● **PROBLEM STATEMENT**:
In the copy, keep every record exact and leave out all images.

● **RECORDS PROVIDED**:

····················

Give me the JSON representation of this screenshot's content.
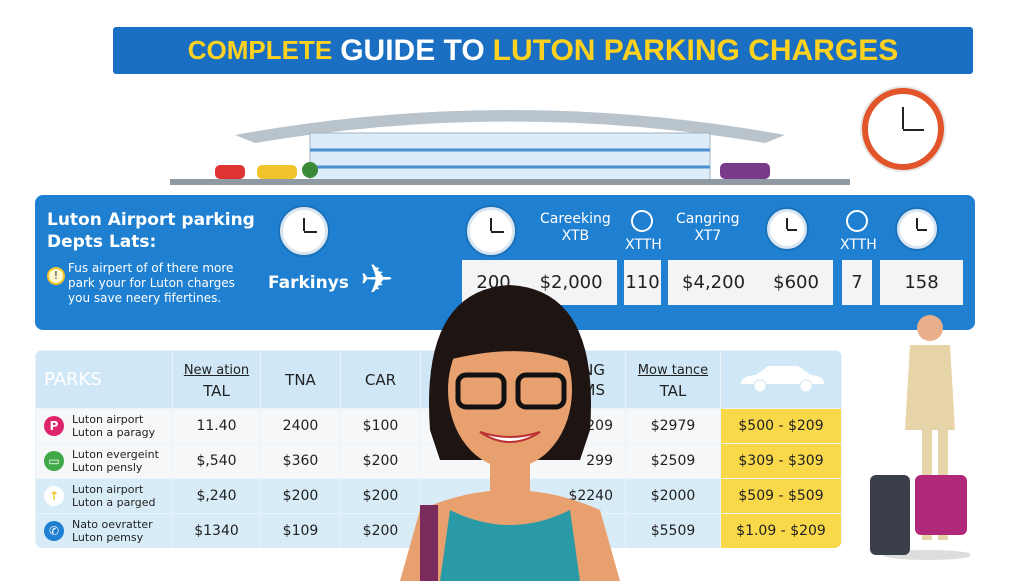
{
  "title": {
    "part1": "COMPLETE",
    "part2": "GUIDE TO",
    "part3": "LUTON PARKING CHARGES"
  },
  "panel": {
    "title_line1": "Luton Airport parking",
    "title_line2": "Depts Lats:",
    "desc_line1": "Fus airpert of of there more",
    "desc_line2": "park your for Luton charges",
    "desc_line3": "you save neery fifertines.",
    "farkinys": "Farkinys",
    "col1": {
      "line1": "Careeking",
      "line2": "XTB"
    },
    "col2": "XTTH",
    "col3": {
      "line1": "Cangring",
      "line2": "XT7"
    },
    "col4": "XTTH",
    "values": [
      "200",
      "$2,000",
      "110",
      "$4,200",
      "$600",
      "7",
      "158"
    ]
  },
  "table": {
    "headers": {
      "parks": "PARKS",
      "sub1": "New ation",
      "tal": "TAL",
      "tna": "TNA",
      "car": "CAR",
      "hidden1": "RKING",
      "hidden2": "MS",
      "sub2": "Mow tance",
      "tal2": "TAL"
    },
    "rows": [
      {
        "name1": "Luton airport",
        "name2": "Luton a paragy",
        "icon": "parking-icon",
        "c1": "11.40",
        "c2": "2400",
        "c3": "$100",
        "c4": "$209",
        "c5": "$2979",
        "c6": "$500 - $209"
      },
      {
        "name1": "Luton evergeint",
        "name2": "Luton pensly",
        "icon": "ticket-icon",
        "c1": "$,540",
        "c2": "$360",
        "c3": "$200",
        "c4": "299",
        "c5": "$2509",
        "c6": "$309 - $309"
      },
      {
        "name1": "Luton airport",
        "name2": "Luton a parged",
        "icon": "arrow-up-icon",
        "c1": "$,240",
        "c2": "$200",
        "c3": "$200",
        "c4": "$2240",
        "c5": "$2000",
        "c6": "$509 - $509"
      },
      {
        "name1": "Nato oevratter",
        "name2": "Luton pemsy",
        "icon": "phone-icon",
        "c1": "$1340",
        "c2": "$109",
        "c3": "$200",
        "c4": "",
        "c5": "$5509",
        "c6": "$1.09 - $209"
      }
    ]
  },
  "colors": {
    "banner": "#1b6fc2",
    "accent": "#ffd21f",
    "panel": "#1f7fd0",
    "highlight": "#f9d84a"
  }
}
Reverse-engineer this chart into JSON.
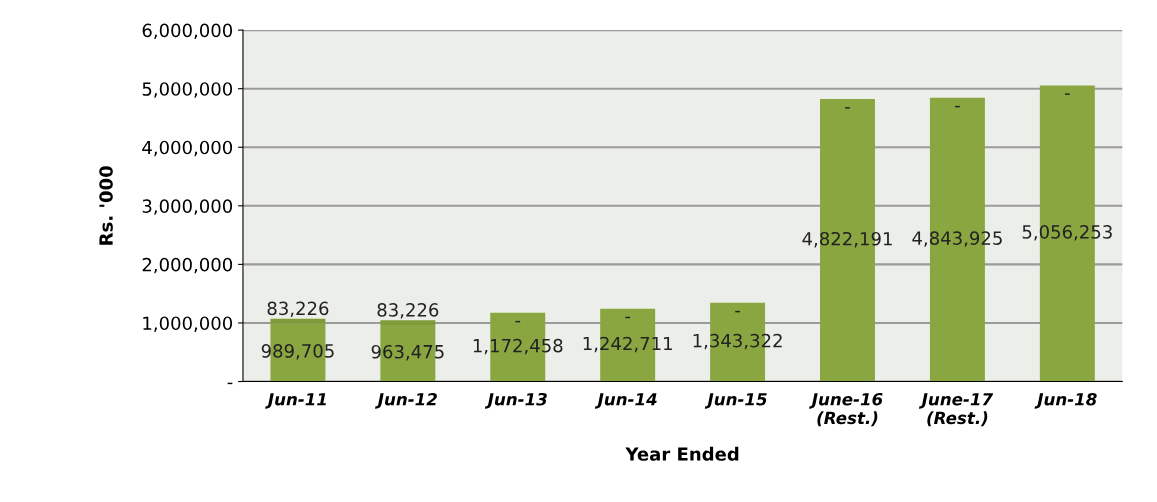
{
  "chart_data": {
    "type": "bar",
    "stacked": true,
    "xlabel": "Year Ended",
    "ylabel": "Rs. '000",
    "categories": [
      "Jun-11",
      "Jun-12",
      "Jun-13",
      "Jun-14",
      "Jun-15",
      "June-16\n(Rest.)",
      "June-17\n(Rest.)",
      "Jun-18"
    ],
    "series": [
      {
        "color": "#8aa640",
        "values": [
          989705,
          963475,
          1172458,
          1242711,
          1343322,
          4822191,
          4843925,
          5056253
        ],
        "value_labels": [
          "989,705",
          "963,475",
          "1,172,458",
          "1,242,711",
          "1,343,322",
          "4,822,191",
          "4,843,925",
          "5,056,253"
        ]
      },
      {
        "color": "#7f9c38",
        "values": [
          83226,
          83226,
          0,
          0,
          0,
          0,
          0,
          0
        ],
        "value_labels": [
          "83,226",
          "83,226",
          "-",
          "-",
          "-",
          "-",
          "-",
          "-"
        ]
      }
    ],
    "ylim": [
      0,
      6000000
    ],
    "yticks": [
      {
        "value": 0,
        "label": "-"
      },
      {
        "value": 1000000,
        "label": "1,000,000"
      },
      {
        "value": 2000000,
        "label": "2,000,000"
      },
      {
        "value": 3000000,
        "label": "3,000,000"
      },
      {
        "value": 4000000,
        "label": "4,000,000"
      },
      {
        "value": 5000000,
        "label": "5,000,000"
      },
      {
        "value": 6000000,
        "label": "6,000,000"
      }
    ],
    "grid": "y"
  }
}
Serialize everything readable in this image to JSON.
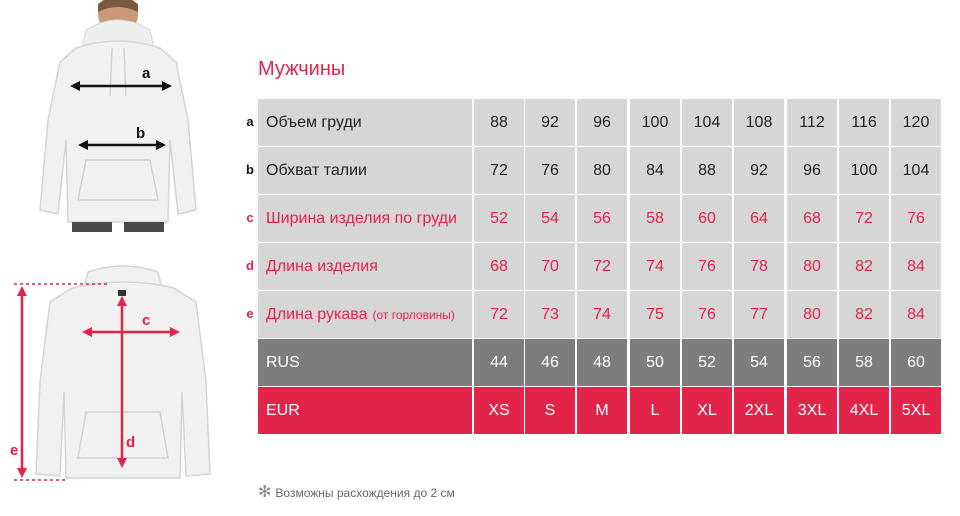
{
  "title": "Мужчины",
  "colors": {
    "accent": "#e2234a",
    "cell_grey": "#d6d6d6",
    "cell_dark": "#7d7d7d"
  },
  "diagram_labels": {
    "a": "a",
    "b": "b",
    "c": "c",
    "d": "d",
    "e": "e"
  },
  "rows": [
    {
      "letter": "a",
      "label": "Объем груди",
      "note": "",
      "style": "grey",
      "text_color": "dark",
      "values": [
        "88",
        "92",
        "96",
        "100",
        "104",
        "108",
        "112",
        "116",
        "120"
      ]
    },
    {
      "letter": "b",
      "label": "Обхват талии",
      "note": "",
      "style": "grey",
      "text_color": "dark",
      "values": [
        "72",
        "76",
        "80",
        "84",
        "88",
        "92",
        "96",
        "100",
        "104"
      ]
    },
    {
      "letter": "c",
      "label": "Ширина изделия по груди",
      "note": "",
      "style": "grey",
      "text_color": "red",
      "values": [
        "52",
        "54",
        "56",
        "58",
        "60",
        "64",
        "68",
        "72",
        "76"
      ]
    },
    {
      "letter": "d",
      "label": "Длина изделия",
      "note": "",
      "style": "grey",
      "text_color": "red",
      "values": [
        "68",
        "70",
        "72",
        "74",
        "76",
        "78",
        "80",
        "82",
        "84"
      ]
    },
    {
      "letter": "e",
      "label": "Длина рукава",
      "note": "(от горловины)",
      "style": "grey",
      "text_color": "red",
      "values": [
        "72",
        "73",
        "74",
        "75",
        "76",
        "77",
        "80",
        "82",
        "84"
      ]
    },
    {
      "letter": "",
      "label": "RUS",
      "note": "",
      "style": "dgrey",
      "text_color": "light",
      "values": [
        "44",
        "46",
        "48",
        "50",
        "52",
        "54",
        "56",
        "58",
        "60"
      ]
    },
    {
      "letter": "",
      "label": "EUR",
      "note": "",
      "style": "redbg",
      "text_color": "light",
      "values": [
        "XS",
        "S",
        "M",
        "L",
        "XL",
        "2XL",
        "3XL",
        "4XL",
        "5XL"
      ]
    }
  ],
  "footnote": "Возможны расхождения до 2 см"
}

····················

● **FINISHED ANSWER**:
Give me the JSON representation of this screenshot's content.
{
  "title": {
    "part1": "COMPLETE",
    "part2": "GUIDE TO",
    "part3": "LUTON PARKING CHARGES"
  },
  "panel": {
    "title_line1": "Luton Airport parking",
    "title_line2": "Depts Lats:",
    "desc_line1": "Fus airpert of of there more",
    "desc_line2": "park your for Luton charges",
    "desc_line3": "you save neery fifertines.",
    "farkinys": "Farkinys",
    "col1": {
      "line1": "Careeking",
      "line2": "XTB"
    },
    "col2": "XTTH",
    "col3": {
      "line1": "Cangring",
      "line2": "XT7"
    },
    "col4": "XTTH",
    "values": [
      "200",
      "$2,000",
      "110",
      "$4,200",
      "$600",
      "7",
      "158"
    ]
  },
  "table": {
    "headers": {
      "parks": "PARKS",
      "sub1": "New ation",
      "tal": "TAL",
      "tna": "TNA",
      "car": "CAR",
      "hidden1": "RKING",
      "hidden2": "MS",
      "sub2": "Mow tance",
      "tal2": "TAL"
    },
    "rows": [
      {
        "name1": "Luton airport",
        "name2": "Luton a paragy",
        "icon": "parking-icon",
        "c1": "11.40",
        "c2": "2400",
        "c3": "$100",
        "c4": "$209",
        "c5": "$2979",
        "c6": "$500 - $209"
      },
      {
        "name1": "Luton evergeint",
        "name2": "Luton pensly",
        "icon": "ticket-icon",
        "c1": "$,540",
        "c2": "$360",
        "c3": "$200",
        "c4": "299",
        "c5": "$2509",
        "c6": "$309 - $309"
      },
      {
        "name1": "Luton airport",
        "name2": "Luton a parged",
        "icon": "arrow-up-icon",
        "c1": "$,240",
        "c2": "$200",
        "c3": "$200",
        "c4": "$2240",
        "c5": "$2000",
        "c6": "$509 - $509"
      },
      {
        "name1": "Nato oevratter",
        "name2": "Luton pemsy",
        "icon": "phone-icon",
        "c1": "$1340",
        "c2": "$109",
        "c3": "$200",
        "c4": "",
        "c5": "$5509",
        "c6": "$1.09 - $209"
      }
    ]
  },
  "colors": {
    "banner": "#1b6fc2",
    "accent": "#ffd21f",
    "panel": "#1f7fd0",
    "highlight": "#f9d84a"
  }
}
Reverse-engineer this chart into JSON.
{
  "chart_data": {
    "type": "bar",
    "stacked": true,
    "xlabel": "Year Ended",
    "ylabel": "Rs. '000",
    "categories": [
      "Jun-11",
      "Jun-12",
      "Jun-13",
      "Jun-14",
      "Jun-15",
      "June-16\n(Rest.)",
      "June-17\n(Rest.)",
      "Jun-18"
    ],
    "series": [
      {
        "color": "#8aa640",
        "values": [
          989705,
          963475,
          1172458,
          1242711,
          1343322,
          4822191,
          4843925,
          5056253
        ],
        "value_labels": [
          "989,705",
          "963,475",
          "1,172,458",
          "1,242,711",
          "1,343,322",
          "4,822,191",
          "4,843,925",
          "5,056,253"
        ]
      },
      {
        "color": "#7f9c38",
        "values": [
          83226,
          83226,
          0,
          0,
          0,
          0,
          0,
          0
        ],
        "value_labels": [
          "83,226",
          "83,226",
          "-",
          "-",
          "-",
          "-",
          "-",
          "-"
        ]
      }
    ],
    "ylim": [
      0,
      6000000
    ],
    "yticks": [
      {
        "value": 0,
        "label": "-"
      },
      {
        "value": 1000000,
        "label": "1,000,000"
      },
      {
        "value": 2000000,
        "label": "2,000,000"
      },
      {
        "value": 3000000,
        "label": "3,000,000"
      },
      {
        "value": 4000000,
        "label": "4,000,000"
      },
      {
        "value": 5000000,
        "label": "5,000,000"
      },
      {
        "value": 6000000,
        "label": "6,000,000"
      }
    ],
    "grid": "y"
  }
}
Serialize everything readable in this image to JSON.
{
  "title": "Мужчины",
  "colors": {
    "accent": "#e2234a",
    "cell_grey": "#d6d6d6",
    "cell_dark": "#7d7d7d"
  },
  "diagram_labels": {
    "a": "a",
    "b": "b",
    "c": "c",
    "d": "d",
    "e": "e"
  },
  "rows": [
    {
      "letter": "a",
      "label": "Объем груди",
      "note": "",
      "style": "grey",
      "text_color": "dark",
      "values": [
        "88",
        "92",
        "96",
        "100",
        "104",
        "108",
        "112",
        "116",
        "120"
      ]
    },
    {
      "letter": "b",
      "label": "Обхват талии",
      "note": "",
      "style": "grey",
      "text_color": "dark",
      "values": [
        "72",
        "76",
        "80",
        "84",
        "88",
        "92",
        "96",
        "100",
        "104"
      ]
    },
    {
      "letter": "c",
      "label": "Ширина изделия по груди",
      "note": "",
      "style": "grey",
      "text_color": "red",
      "values": [
        "52",
        "54",
        "56",
        "58",
        "60",
        "64",
        "68",
        "72",
        "76"
      ]
    },
    {
      "letter": "d",
      "label": "Длина изделия",
      "note": "",
      "style": "grey",
      "text_color": "red",
      "values": [
        "68",
        "70",
        "72",
        "74",
        "76",
        "78",
        "80",
        "82",
        "84"
      ]
    },
    {
      "letter": "e",
      "label": "Длина рукава",
      "note": "(от горловины)",
      "style": "grey",
      "text_color": "red",
      "values": [
        "72",
        "73",
        "74",
        "75",
        "76",
        "77",
        "80",
        "82",
        "84"
      ]
    },
    {
      "letter": "",
      "label": "RUS",
      "note": "",
      "style": "dgrey",
      "text_color": "light",
      "values": [
        "44",
        "46",
        "48",
        "50",
        "52",
        "54",
        "56",
        "58",
        "60"
      ]
    },
    {
      "letter": "",
      "label": "EUR",
      "note": "",
      "style": "redbg",
      "text_color": "light",
      "values": [
        "XS",
        "S",
        "M",
        "L",
        "XL",
        "2XL",
        "3XL",
        "4XL",
        "5XL"
      ]
    }
  ],
  "footnote": "Возможны расхождения до 2 см"
}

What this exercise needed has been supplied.